_Extrait_
On parle souvent de la nécessité d’avoir un.e représentant.e de la diversité sexuelle et de genre, ainsi que des personnes de couleur, sur les conseils d’administration, dans les entreprises et sur de nombreux comités. Pourtant, personne ne semble réfléchir à la pression qui repose sur les épaules des porte-voix de la marginalité à qui on tend le micro en espérant qu’ils/elles possèdent toutes les réponses. Comme si la société, en se voulant plus inclusive, les plaçait presque automatiquement en posture d’échec.


Depuis que le mouvement Black Lives Matter (BLM) a pris de l’ampleur, les médias tentent de trouver de plus en plus de voix afro-descendantes pour commenter différentes situations sociales. L’une des plus audibles fut celle de Fabrice Vil. Dans une entrevue qu’il m’a accordée pour le journal Échos Montréal, il se disait conscient de la responsabilité de parler de ce qu’il connaît et de ce qu’il observe de façon pertinente, tout en étant conscient que d’autres personnes ont des choses à dire qu’il ne sait pas. « J’ai été sensibilisé au fait que des femmes noires, des personnes trans noires et d’autres hommes noirs ont des nuances à apporter quand on parle de la communauté noire, me disait-il. Si on veut une conversation publique intelligente et informée, il faut écouter une diversité de perspectives. »

_Travail demandé_
1. D'après l'extrait, à quel journal Fabrice Vil a-t-il accordé une entrevue ?
2. Rédigez la suite de l'extrait sur la pression subie par les porte-voix de la marginalité, en reprenant juste après sa dernière phrase.

_Enregistrements fournis_
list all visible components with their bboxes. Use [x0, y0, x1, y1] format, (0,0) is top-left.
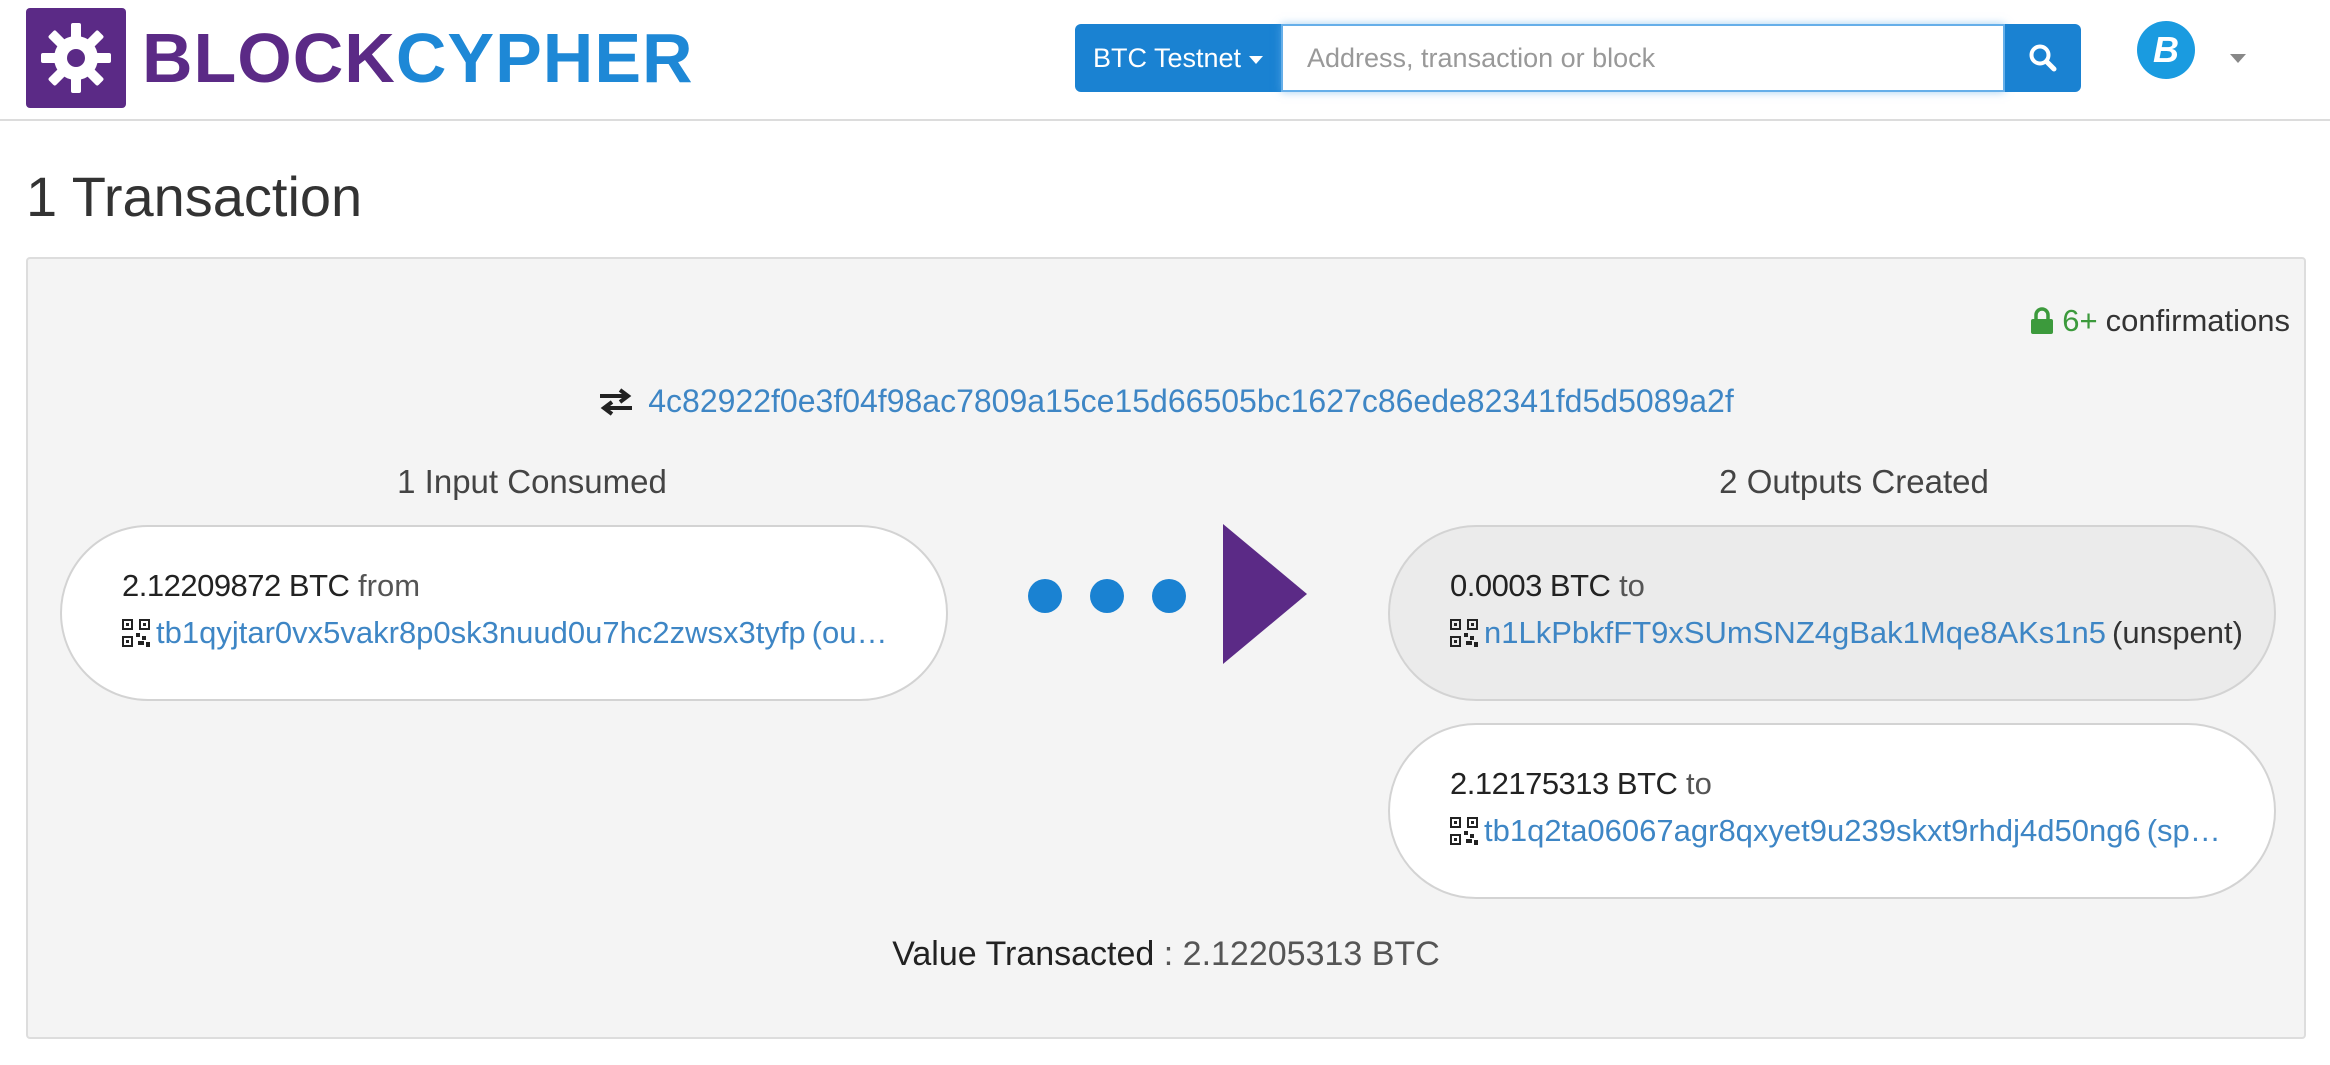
output-direction: to [1686, 766, 1712, 801]
search-icon [2029, 44, 2057, 72]
value-transacted-label: Value Transacted [892, 935, 1155, 973]
input-amount: 2.12209872 BTC [122, 568, 350, 603]
transaction-hash-link[interactable]: 4c82922f0e3f04f98ac7809a15ce15d66505bc16… [648, 383, 1733, 420]
qr-code-icon[interactable] [1450, 618, 1478, 647]
lock-icon [2031, 307, 2054, 334]
bitcoin-symbol: B [2153, 29, 2179, 70]
gear-logo-icon [26, 8, 126, 108]
flow-dot [1090, 579, 1124, 613]
input-address-link[interactable]: tb1qyjtar0vx5vakr8p0sk3nuud0u7hc2zwsx3ty… [156, 614, 806, 651]
input-amount-line: 2.12209872 BTC from [122, 567, 886, 604]
value-transacted-amount: 2.12205313 BTC [1182, 935, 1440, 973]
output-card: 0.0003 BTC to n1LkPbkfFT9xSUmSNZ4gBak1Mq… [1388, 525, 2276, 701]
output-address-line: n1LkPbkfFT9xSUmSNZ4gBak1Mqe8AKs1n5 (unsp… [1450, 614, 2243, 651]
logo-text-block: BLOCK [142, 19, 396, 97]
network-label: BTC Testnet [1092, 42, 1242, 73]
confirmations-label: confirmations [2105, 303, 2290, 338]
value-separator: : [1154, 935, 1183, 973]
logo-text-cypher: CYPHER [395, 19, 694, 97]
confirmations-indicator: 6+ confirmations [2030, 303, 2290, 339]
search-button[interactable] [2005, 24, 2081, 92]
logo-wordmark: BLOCKCYPHER [142, 23, 694, 93]
search-input[interactable] [1281, 24, 2005, 92]
user-menu-caret-icon[interactable] [2230, 54, 2246, 63]
flow-dots [1028, 579, 1186, 613]
output-amount-line: 0.0003 BTC to [1450, 567, 2214, 604]
inputs-title: 1 Input Consumed [397, 463, 667, 500]
input-direction: from [358, 568, 421, 603]
output-direction: to [1619, 568, 1645, 603]
input-card: 2.12209872 BTC from tb1qyjtar0vx5vakr8p0… [60, 525, 948, 701]
search-bar: BTC Testnet [1075, 24, 2081, 92]
qr-code-icon[interactable] [1450, 816, 1478, 845]
outputs-title: 2 Outputs Created [1719, 463, 1989, 500]
output-spent-status[interactable]: (sp… [2147, 812, 2221, 849]
flow-dot [1028, 579, 1062, 613]
qr-code-icon[interactable] [122, 618, 150, 647]
top-navbar: BLOCKCYPHER BTC Testnet B [0, 0, 2330, 121]
value-transacted: Value Transacted : 2.12205313 BTC [28, 935, 2304, 974]
output-address-line: tb1q2ta06067agr8qxyet9u239skxt9rhdj4d50n… [1450, 812, 2221, 849]
output-amount-line: 2.12175313 BTC to [1450, 765, 2214, 802]
play-arrow-icon [1223, 524, 1307, 664]
page-title: 1 Transaction [26, 165, 363, 228]
transaction-hash-row: 4c82922f0e3f04f98ac7809a15ce15d66505bc16… [28, 383, 2304, 420]
transaction-panel: 6+ confirmations 4c82922f0e3f04f98ac7809… [26, 257, 2306, 1039]
output-address-link[interactable]: n1LkPbkfFT9xSUmSNZ4gBak1Mqe8AKs1n5 [1484, 614, 2106, 651]
bitcoin-icon[interactable]: B [2137, 21, 2195, 79]
input-output-status[interactable]: (ou… [812, 614, 888, 651]
exchange-arrows-icon [600, 387, 633, 416]
output-card: 2.12175313 BTC to tb1q2ta06067agr8qxyet9… [1388, 723, 2276, 899]
output-address-link[interactable]: tb1q2ta06067agr8qxyet9u239skxt9rhdj4d50n… [1484, 812, 2141, 849]
confirmations-count: 6+ [2062, 303, 2098, 338]
output-amount: 2.12175313 BTC [1450, 766, 1678, 801]
input-address-line: tb1qyjtar0vx5vakr8p0sk3nuud0u7hc2zwsx3ty… [122, 614, 888, 651]
output-amount: 0.0003 BTC [1450, 568, 1611, 603]
output-spent-status: (unspent) [2112, 615, 2243, 651]
blockcypher-logo[interactable]: BLOCKCYPHER [26, 8, 694, 108]
flow-dot [1152, 579, 1186, 613]
caret-down-icon [1249, 55, 1264, 64]
network-dropdown-button[interactable]: BTC Testnet [1075, 24, 1281, 92]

_Corrigé des exercices_
1. Au journal Échos Montréal.

2.
En le voyant nommer son incapacité à représenter la communauté noire en entier, je n’ai pu faire autrement que de penser à la chronique que vous lisez. J’exprime le point de vue d’un homme cisgenre homosexuel blanc issu de la classe moyenne et né au Québec. Même si mon entourage, composé entre autres d’homosexuels, de lesbiennes, de bisexuel.le.s, de personnes trans et queer, ayant grandi ici ou ailleurs, m’offre une bonne compréhension de plusieurs nuances des expériences LGBTQ+, je ne peux pas prétendre tout connaître. Ainsi, si je suis invité à m’exprimer sur une table ronde dans les médias ou à siéger sur un comité en raison de mes compétences professionnelles, de ma personnalité et de mon orientation sexuelle, à titre de « représentant de la diversité », il est de mon devoir d’être conscient de mes limites. Je dois m’informer sur les autres réalités LGBTQ+, poser des questions, discuter avec les personnes directement concernées et tenter d’être un porte-parole pertinent, sans jamais oublier que ma capacité de représentation est restreinte.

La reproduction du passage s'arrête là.